### Prompt 1
Return the lines of the dataset entries below without any changes, from the first line of the entries through the line that holds "561, 776, 573]", inclusive.

### Passage provided

Many wondered whether big, broad tent festivals were dinosaurs, destined to be over-run by younger, nimbler competitors.

They still might be, but Smith was haunted by that last Big Day Out, and what it promised. He spent the next couple of years working to bring another festival back to the same venue. Only this time, on his own terms. We kept in touch through that period, having beers and conversations about the process periodically. I felt like it was a fascinating and risky endeavour, and was curious about how it worked from a business and creative perspective. We sat down for a pair of interviews in December and January, during which he spoke candidly about the process of creating this thing, essentially from scratch. I’ve edited and condensed them below. Together they hopefully give an insight into what it’s like to stage an event on this scale, in something like real time, with all the attendant anxiety and hope that goes along with it.

Interview one – conducted at Kingsland’s Portland Public House in mid-December 2015.

Describe where you’re at right now with the lineup?

I realise now there’s great logic to having a band come and play six shows down under because you pay them six times the amount of money and they do a whole tour and it’s easy. You try to say to an artist ‘come down and do one show’ you have to either pay a ridiculous amount of money to pay for them to do a one-off show or you have to find them other things to do in the market.

The National (photo: supplied)
The National (photo: supplied)

That’s not easy. So we’ve got a bunch of artists who are also on Blues Fest but then we’ve got a bunch of artists who aren’t on Blues Fest so they have to do something in Australia off the back of us. That’s been more stressful than just trying to book one show. Then there’s been just a few artists who have been kind of critical to the lineup composition, one of which fell out and one who is constantly going “I’m gonna confirm tomorrow, I’m gonna confirm next week” and I think eventually that artist will confirm but it’s just so pivotal to what I’m trying to do with the the whole thing that I can’t go out without it.

### Prompt 2
Retype the part of the festival interview above between "They still might" and "along with it.", inclusive, without any changes.

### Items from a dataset
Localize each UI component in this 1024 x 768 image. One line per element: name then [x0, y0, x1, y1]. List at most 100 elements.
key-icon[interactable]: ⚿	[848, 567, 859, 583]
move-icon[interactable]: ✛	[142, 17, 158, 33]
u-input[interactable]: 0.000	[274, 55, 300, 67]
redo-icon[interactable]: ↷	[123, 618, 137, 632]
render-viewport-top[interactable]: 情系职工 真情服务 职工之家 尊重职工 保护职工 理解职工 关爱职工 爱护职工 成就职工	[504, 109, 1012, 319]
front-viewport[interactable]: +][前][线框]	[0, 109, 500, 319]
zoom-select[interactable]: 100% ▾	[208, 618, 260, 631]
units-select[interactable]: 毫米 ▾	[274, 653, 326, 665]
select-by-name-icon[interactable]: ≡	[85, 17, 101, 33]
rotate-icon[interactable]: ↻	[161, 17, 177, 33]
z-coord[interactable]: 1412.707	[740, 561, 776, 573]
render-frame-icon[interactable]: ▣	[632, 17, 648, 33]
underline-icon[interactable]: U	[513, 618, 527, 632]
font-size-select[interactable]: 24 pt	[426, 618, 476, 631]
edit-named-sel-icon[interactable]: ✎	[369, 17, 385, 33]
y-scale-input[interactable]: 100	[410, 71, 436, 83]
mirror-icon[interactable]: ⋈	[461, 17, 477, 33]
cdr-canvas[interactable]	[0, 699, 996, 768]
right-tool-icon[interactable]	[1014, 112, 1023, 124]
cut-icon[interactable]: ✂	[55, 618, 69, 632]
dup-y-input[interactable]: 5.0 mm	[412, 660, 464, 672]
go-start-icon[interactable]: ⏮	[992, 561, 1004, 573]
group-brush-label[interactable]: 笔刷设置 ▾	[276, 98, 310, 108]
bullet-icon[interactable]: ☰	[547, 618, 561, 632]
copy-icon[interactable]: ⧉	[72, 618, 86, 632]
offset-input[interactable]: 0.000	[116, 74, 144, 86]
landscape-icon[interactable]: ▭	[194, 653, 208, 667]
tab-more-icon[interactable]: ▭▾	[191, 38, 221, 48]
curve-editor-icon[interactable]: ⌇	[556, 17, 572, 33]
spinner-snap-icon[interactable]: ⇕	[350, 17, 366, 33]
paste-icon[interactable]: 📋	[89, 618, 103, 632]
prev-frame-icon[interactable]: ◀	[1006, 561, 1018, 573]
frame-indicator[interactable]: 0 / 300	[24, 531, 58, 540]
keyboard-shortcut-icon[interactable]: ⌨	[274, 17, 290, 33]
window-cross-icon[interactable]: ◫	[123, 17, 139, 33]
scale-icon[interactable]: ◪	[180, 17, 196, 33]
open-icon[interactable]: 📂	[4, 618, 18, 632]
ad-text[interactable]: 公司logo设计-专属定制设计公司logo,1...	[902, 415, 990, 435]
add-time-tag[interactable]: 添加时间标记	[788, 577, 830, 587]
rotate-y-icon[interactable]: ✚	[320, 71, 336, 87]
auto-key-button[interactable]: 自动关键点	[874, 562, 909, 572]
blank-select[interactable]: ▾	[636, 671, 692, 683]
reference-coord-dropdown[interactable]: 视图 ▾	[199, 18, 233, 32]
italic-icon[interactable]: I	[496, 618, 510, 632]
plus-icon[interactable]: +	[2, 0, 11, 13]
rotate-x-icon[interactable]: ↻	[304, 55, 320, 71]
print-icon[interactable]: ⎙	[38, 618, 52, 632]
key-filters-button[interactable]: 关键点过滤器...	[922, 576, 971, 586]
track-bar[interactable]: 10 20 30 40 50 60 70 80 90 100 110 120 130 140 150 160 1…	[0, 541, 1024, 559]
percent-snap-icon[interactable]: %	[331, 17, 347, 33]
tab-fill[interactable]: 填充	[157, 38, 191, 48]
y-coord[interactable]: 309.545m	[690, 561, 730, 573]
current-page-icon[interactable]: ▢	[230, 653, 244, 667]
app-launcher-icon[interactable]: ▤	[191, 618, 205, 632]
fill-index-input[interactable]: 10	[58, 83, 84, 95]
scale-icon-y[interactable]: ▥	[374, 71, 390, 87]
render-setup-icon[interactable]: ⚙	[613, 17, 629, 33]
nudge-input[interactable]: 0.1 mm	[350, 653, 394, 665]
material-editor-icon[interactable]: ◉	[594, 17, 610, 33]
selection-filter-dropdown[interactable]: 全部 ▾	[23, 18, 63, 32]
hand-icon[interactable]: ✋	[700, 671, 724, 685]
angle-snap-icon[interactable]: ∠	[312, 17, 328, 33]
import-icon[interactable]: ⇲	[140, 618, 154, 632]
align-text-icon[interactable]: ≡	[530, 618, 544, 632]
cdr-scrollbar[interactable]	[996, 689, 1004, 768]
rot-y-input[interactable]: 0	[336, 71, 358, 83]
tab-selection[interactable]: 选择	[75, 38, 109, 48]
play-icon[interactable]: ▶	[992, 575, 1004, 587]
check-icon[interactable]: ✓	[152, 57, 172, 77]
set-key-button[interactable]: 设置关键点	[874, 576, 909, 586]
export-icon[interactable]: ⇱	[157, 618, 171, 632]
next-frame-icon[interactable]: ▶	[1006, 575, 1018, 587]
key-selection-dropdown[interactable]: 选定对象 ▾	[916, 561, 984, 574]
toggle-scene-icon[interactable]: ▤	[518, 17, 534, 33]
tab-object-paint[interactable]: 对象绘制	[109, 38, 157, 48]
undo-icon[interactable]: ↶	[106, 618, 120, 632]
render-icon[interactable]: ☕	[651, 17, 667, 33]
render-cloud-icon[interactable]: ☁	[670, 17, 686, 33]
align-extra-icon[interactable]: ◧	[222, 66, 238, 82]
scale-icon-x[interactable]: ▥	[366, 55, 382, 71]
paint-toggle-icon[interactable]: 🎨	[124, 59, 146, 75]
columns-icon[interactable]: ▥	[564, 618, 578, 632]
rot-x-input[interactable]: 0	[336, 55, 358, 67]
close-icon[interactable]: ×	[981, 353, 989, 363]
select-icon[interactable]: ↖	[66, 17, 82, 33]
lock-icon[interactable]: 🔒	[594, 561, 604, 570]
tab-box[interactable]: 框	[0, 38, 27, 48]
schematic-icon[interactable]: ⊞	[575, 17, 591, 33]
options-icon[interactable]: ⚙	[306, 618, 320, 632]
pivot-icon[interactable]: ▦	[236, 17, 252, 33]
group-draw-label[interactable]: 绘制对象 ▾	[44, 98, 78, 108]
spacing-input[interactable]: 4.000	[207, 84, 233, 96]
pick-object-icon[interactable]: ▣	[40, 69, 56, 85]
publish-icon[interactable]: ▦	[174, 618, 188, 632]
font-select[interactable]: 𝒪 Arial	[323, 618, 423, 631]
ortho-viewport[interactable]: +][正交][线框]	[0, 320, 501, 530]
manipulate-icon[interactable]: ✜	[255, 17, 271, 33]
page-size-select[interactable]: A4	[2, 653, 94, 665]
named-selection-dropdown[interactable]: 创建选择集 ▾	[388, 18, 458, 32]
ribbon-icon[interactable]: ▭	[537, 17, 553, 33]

### Full solution 1
Localize each UI component in this 1024 x 768 image. One line per element: name then [x0, y0, x1, y1]. List at most 100 elements.
key-icon[interactable]: ⚿	[848, 567, 859, 583]
move-icon[interactable]: ✛	[142, 17, 158, 33]
u-input[interactable]: 0.000	[274, 55, 300, 67]
redo-icon[interactable]: ↷	[123, 618, 137, 632]
render-viewport-top[interactable]: 情系职工 真情服务 职工之家 尊重职工 保护职工 理解职工 关爱职工 爱护职工 成就职工	[504, 109, 1012, 319]
front-viewport[interactable]: +][前][线框]	[0, 109, 500, 319]
zoom-select[interactable]: 100% ▾	[208, 618, 260, 631]
units-select[interactable]: 毫米 ▾	[274, 653, 326, 665]
select-by-name-icon[interactable]: ≡	[85, 17, 101, 33]
rotate-icon[interactable]: ↻	[161, 17, 177, 33]
z-coord[interactable]: 1412.707	[740, 561, 776, 573]

### Full solution 2
They still might be, but Smith was haunted by that last Big Day Out, and what it promised. He spent the next couple of years working to bring another festival back to the same venue. Only this time, on his own terms. We kept in touch through that period, having beers and conversations about the process periodically. I felt like it was a fascinating and risky endeavour, and was curious about how it worked from a business and creative perspective. We sat down for a pair of interviews in December and January, during which he spoke candidly about the process of creating this thing, essentially from scratch. I’ve edited and condensed them below. Together they hopefully give an insight into what it’s like to stage an event on this scale, in something like real time, with all the attendant anxiety and hope that goes along with it.